ENTRIES SHOWN:
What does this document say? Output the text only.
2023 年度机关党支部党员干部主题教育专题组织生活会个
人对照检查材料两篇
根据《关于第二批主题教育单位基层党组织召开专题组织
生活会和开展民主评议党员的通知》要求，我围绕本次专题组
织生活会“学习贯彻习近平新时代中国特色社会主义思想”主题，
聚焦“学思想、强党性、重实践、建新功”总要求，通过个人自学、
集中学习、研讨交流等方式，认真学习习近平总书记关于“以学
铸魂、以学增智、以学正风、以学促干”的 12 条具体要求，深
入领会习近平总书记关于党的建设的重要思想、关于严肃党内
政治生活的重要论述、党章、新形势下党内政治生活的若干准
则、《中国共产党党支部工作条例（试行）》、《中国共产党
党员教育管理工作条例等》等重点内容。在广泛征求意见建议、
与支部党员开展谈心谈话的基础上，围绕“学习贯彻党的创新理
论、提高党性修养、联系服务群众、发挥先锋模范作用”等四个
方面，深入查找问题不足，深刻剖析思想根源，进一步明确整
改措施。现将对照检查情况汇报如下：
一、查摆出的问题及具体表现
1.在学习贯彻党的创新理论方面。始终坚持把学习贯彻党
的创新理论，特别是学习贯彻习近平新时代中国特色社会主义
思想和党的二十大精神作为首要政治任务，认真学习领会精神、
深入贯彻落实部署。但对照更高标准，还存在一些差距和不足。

==

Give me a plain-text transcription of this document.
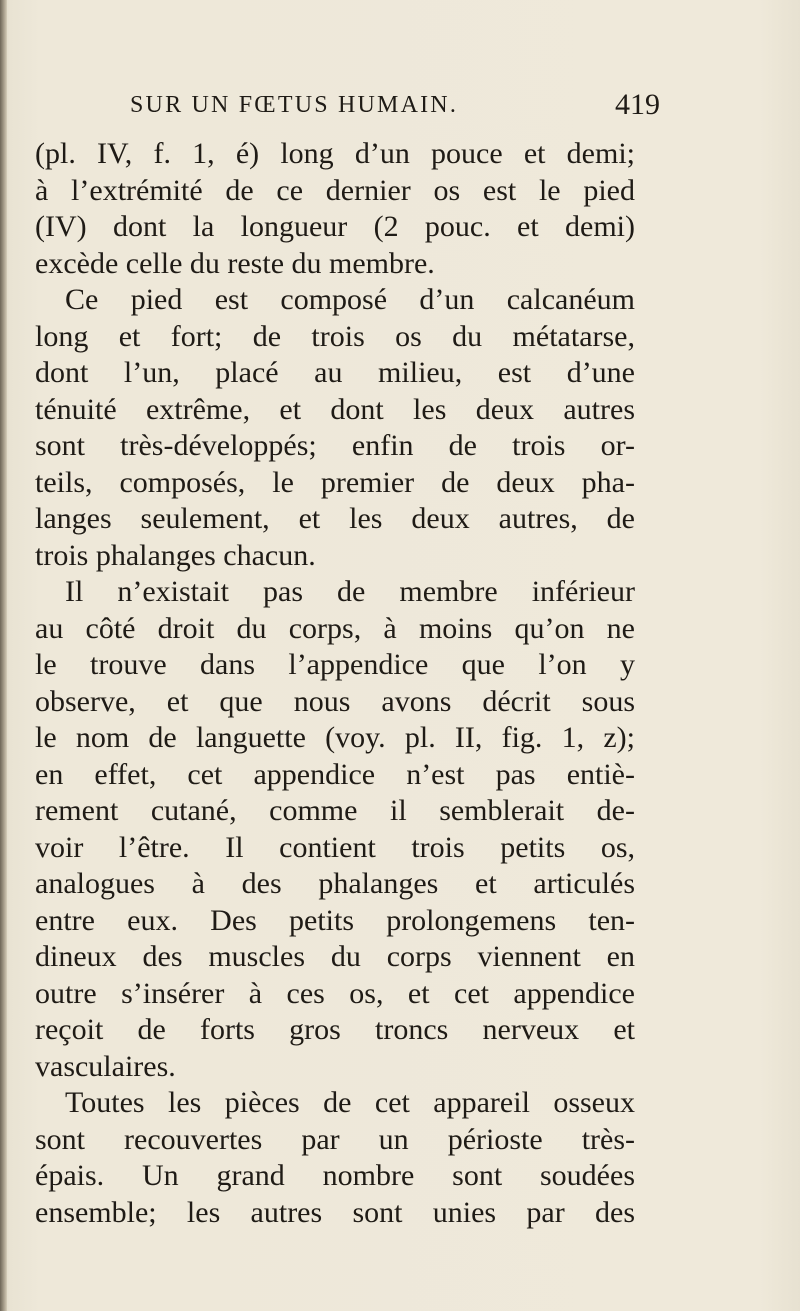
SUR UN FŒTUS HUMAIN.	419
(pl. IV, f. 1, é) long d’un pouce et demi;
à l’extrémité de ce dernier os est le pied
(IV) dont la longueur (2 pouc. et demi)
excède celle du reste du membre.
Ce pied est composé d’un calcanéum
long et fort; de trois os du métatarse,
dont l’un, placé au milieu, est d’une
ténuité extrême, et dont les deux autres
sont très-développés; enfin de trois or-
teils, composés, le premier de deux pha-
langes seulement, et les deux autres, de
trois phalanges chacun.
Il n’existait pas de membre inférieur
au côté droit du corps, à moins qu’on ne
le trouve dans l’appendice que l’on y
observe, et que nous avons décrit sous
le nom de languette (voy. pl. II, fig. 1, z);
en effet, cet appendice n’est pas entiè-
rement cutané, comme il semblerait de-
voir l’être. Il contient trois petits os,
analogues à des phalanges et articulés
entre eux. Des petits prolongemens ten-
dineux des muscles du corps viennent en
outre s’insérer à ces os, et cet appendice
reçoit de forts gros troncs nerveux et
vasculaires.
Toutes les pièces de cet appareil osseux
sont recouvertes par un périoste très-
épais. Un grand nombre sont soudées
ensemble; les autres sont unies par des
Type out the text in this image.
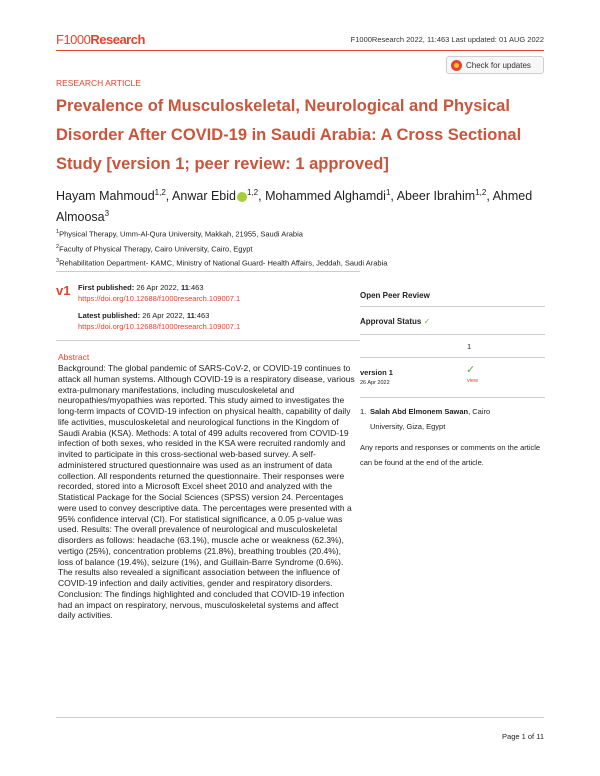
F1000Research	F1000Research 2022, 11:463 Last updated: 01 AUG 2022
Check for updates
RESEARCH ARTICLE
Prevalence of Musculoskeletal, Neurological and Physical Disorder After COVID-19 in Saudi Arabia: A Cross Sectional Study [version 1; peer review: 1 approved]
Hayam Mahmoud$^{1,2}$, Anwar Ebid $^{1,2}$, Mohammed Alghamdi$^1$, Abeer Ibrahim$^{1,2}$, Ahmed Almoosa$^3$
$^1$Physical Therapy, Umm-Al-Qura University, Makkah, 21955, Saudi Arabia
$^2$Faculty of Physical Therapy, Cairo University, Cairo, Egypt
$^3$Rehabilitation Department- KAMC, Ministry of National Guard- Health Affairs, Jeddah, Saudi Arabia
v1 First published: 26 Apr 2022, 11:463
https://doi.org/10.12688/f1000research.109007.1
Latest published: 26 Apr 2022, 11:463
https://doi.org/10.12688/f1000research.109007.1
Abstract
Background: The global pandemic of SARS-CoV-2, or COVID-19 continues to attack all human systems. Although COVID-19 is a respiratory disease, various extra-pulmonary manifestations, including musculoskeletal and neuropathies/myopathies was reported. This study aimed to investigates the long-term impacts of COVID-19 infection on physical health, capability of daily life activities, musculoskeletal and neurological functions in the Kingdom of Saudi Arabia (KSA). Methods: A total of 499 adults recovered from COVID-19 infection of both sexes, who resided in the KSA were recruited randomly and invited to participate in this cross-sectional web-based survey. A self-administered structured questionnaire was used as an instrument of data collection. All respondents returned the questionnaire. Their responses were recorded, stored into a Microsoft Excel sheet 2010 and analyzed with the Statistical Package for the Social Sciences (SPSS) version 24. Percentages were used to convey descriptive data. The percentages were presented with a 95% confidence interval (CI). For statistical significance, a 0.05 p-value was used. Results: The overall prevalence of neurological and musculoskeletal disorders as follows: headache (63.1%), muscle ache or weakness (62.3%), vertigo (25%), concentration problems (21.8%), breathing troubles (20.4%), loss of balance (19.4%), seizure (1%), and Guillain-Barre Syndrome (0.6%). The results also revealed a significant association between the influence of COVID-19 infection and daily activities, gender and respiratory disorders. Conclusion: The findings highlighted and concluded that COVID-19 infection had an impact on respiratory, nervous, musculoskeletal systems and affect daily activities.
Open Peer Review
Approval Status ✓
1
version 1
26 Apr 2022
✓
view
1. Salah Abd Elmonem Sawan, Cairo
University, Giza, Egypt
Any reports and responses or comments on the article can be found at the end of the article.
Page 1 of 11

==

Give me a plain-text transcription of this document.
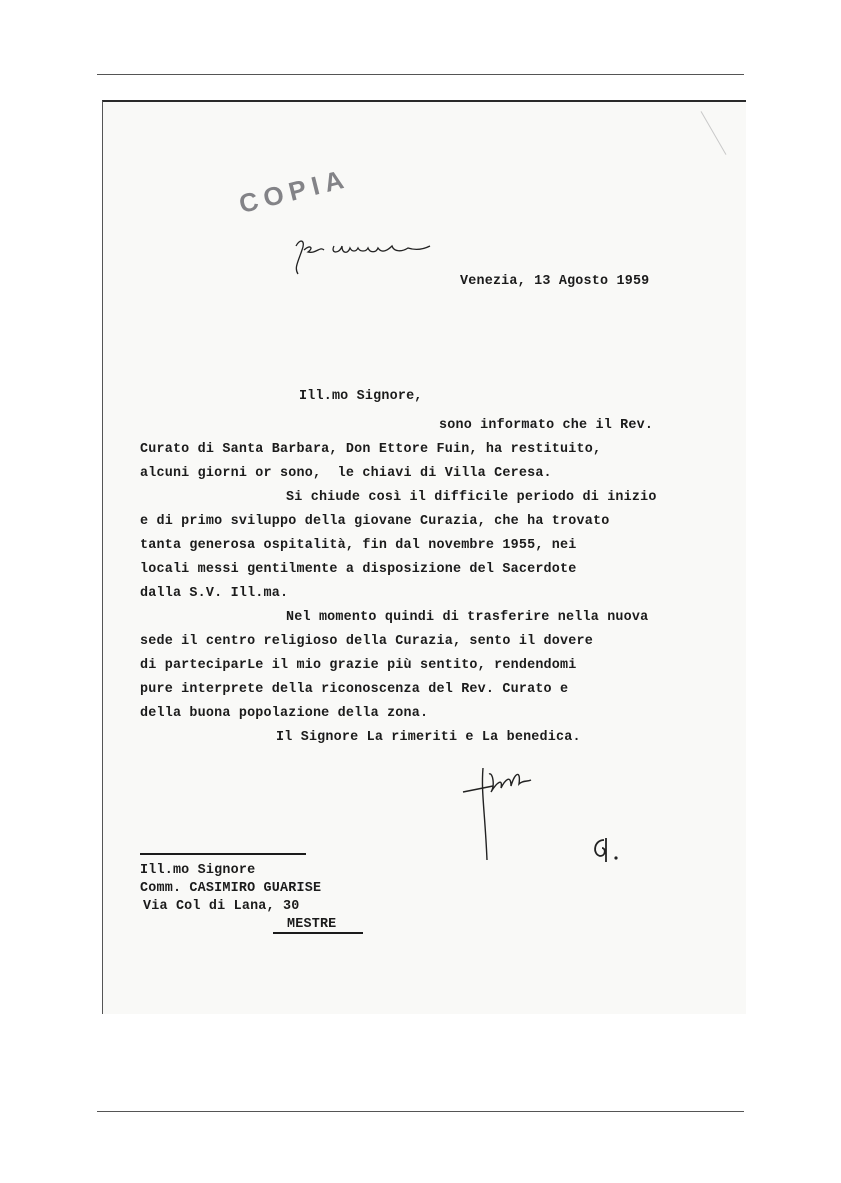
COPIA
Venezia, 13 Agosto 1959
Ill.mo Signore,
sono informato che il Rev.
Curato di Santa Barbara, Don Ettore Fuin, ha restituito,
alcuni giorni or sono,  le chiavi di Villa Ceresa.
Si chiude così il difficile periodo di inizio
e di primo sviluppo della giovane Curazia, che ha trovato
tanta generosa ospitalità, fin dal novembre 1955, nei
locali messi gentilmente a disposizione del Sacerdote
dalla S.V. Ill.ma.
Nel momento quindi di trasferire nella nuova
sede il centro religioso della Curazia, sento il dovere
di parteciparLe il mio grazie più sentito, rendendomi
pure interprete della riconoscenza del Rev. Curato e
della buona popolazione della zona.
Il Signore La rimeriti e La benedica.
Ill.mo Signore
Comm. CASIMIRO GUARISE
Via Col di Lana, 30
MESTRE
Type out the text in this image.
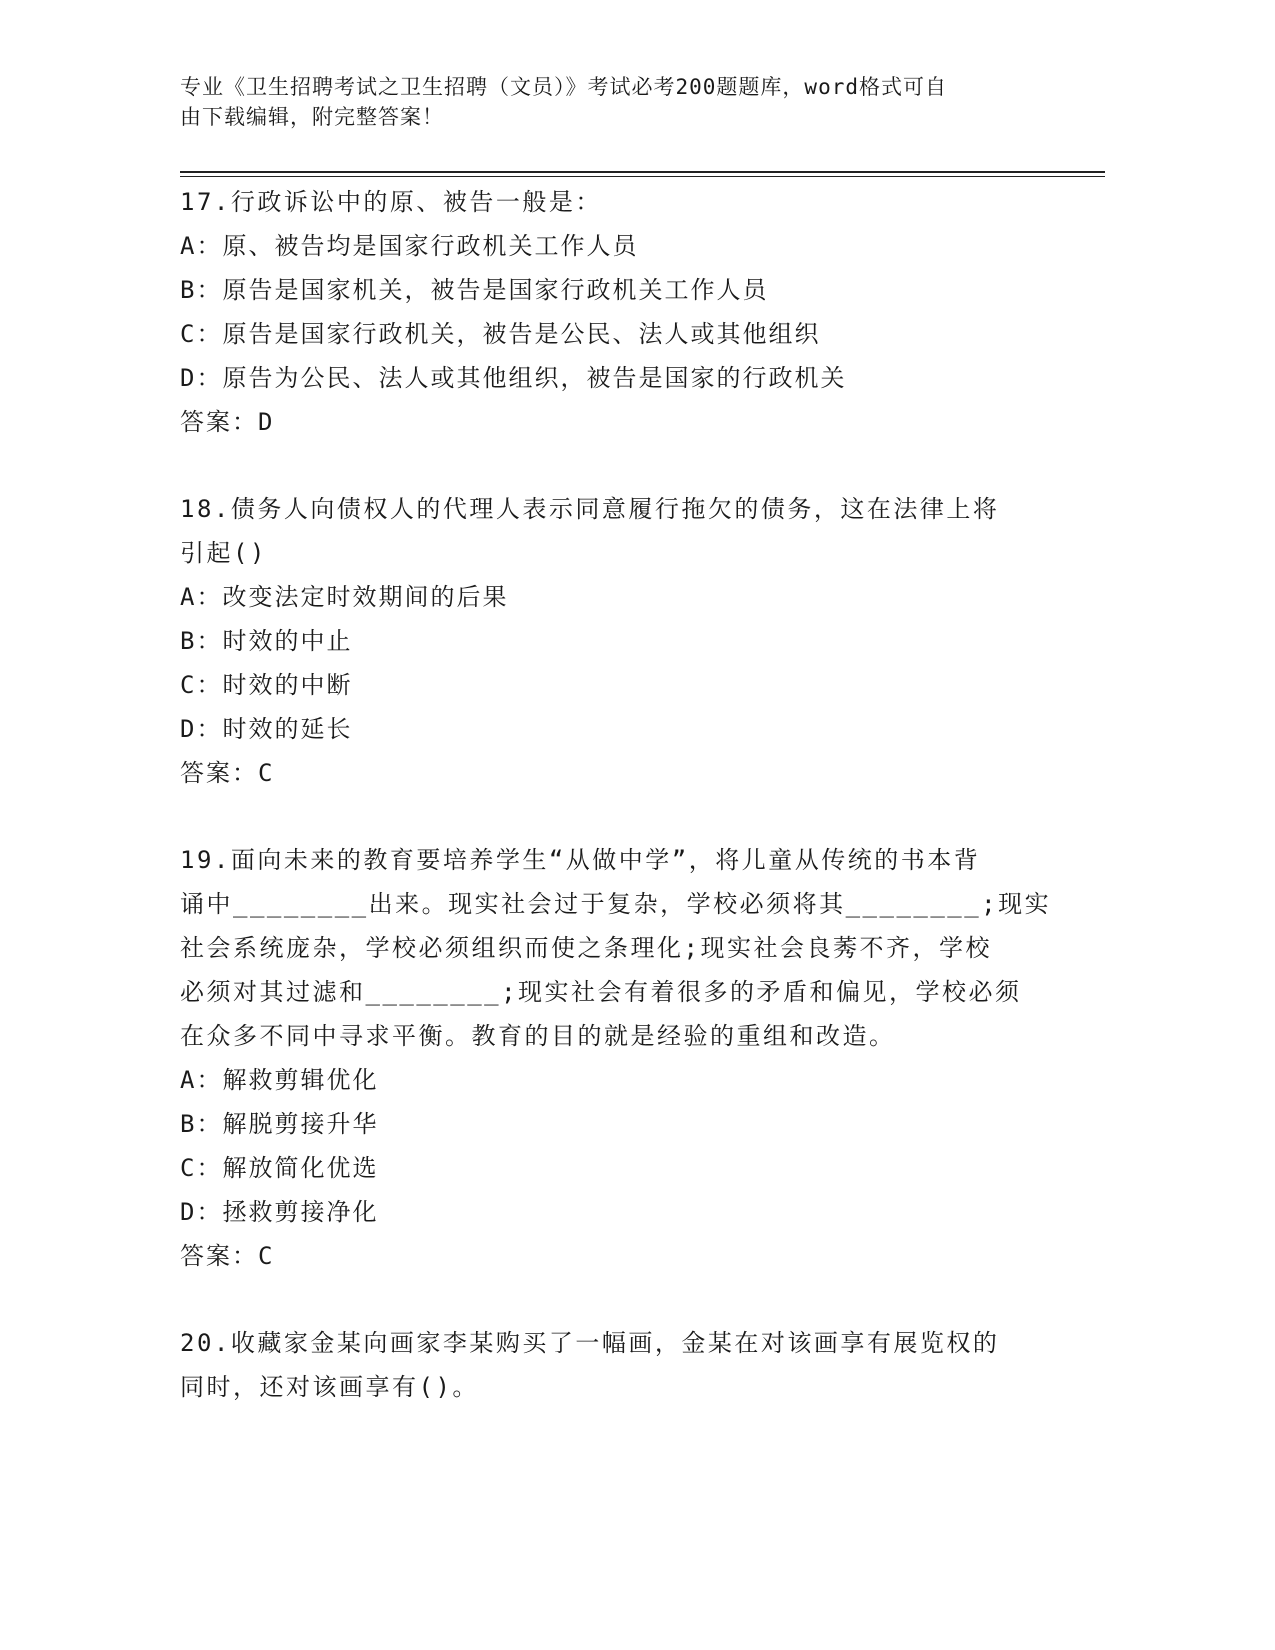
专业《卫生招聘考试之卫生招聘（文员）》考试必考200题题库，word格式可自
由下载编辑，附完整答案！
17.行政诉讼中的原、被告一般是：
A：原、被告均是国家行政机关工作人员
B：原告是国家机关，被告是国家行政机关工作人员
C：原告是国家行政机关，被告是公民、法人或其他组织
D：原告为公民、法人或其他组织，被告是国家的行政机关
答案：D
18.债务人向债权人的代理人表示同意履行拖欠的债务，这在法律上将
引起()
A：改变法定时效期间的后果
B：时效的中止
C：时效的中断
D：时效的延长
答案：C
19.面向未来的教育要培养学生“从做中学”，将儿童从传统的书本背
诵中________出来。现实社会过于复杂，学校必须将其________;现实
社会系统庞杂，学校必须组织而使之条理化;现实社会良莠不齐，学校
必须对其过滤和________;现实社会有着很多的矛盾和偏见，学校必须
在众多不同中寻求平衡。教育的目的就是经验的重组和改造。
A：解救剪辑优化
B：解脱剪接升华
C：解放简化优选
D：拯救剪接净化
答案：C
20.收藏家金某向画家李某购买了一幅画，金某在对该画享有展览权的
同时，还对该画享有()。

INSTRUCTION:
Gather each line of the listing that holds the string "deux".

SOLUTION TO THIS EXERCISE:
ténuité extrême, et dont les deux autres
teils, composés, le premier de deux pha-
langes seulement, et les deux autres, de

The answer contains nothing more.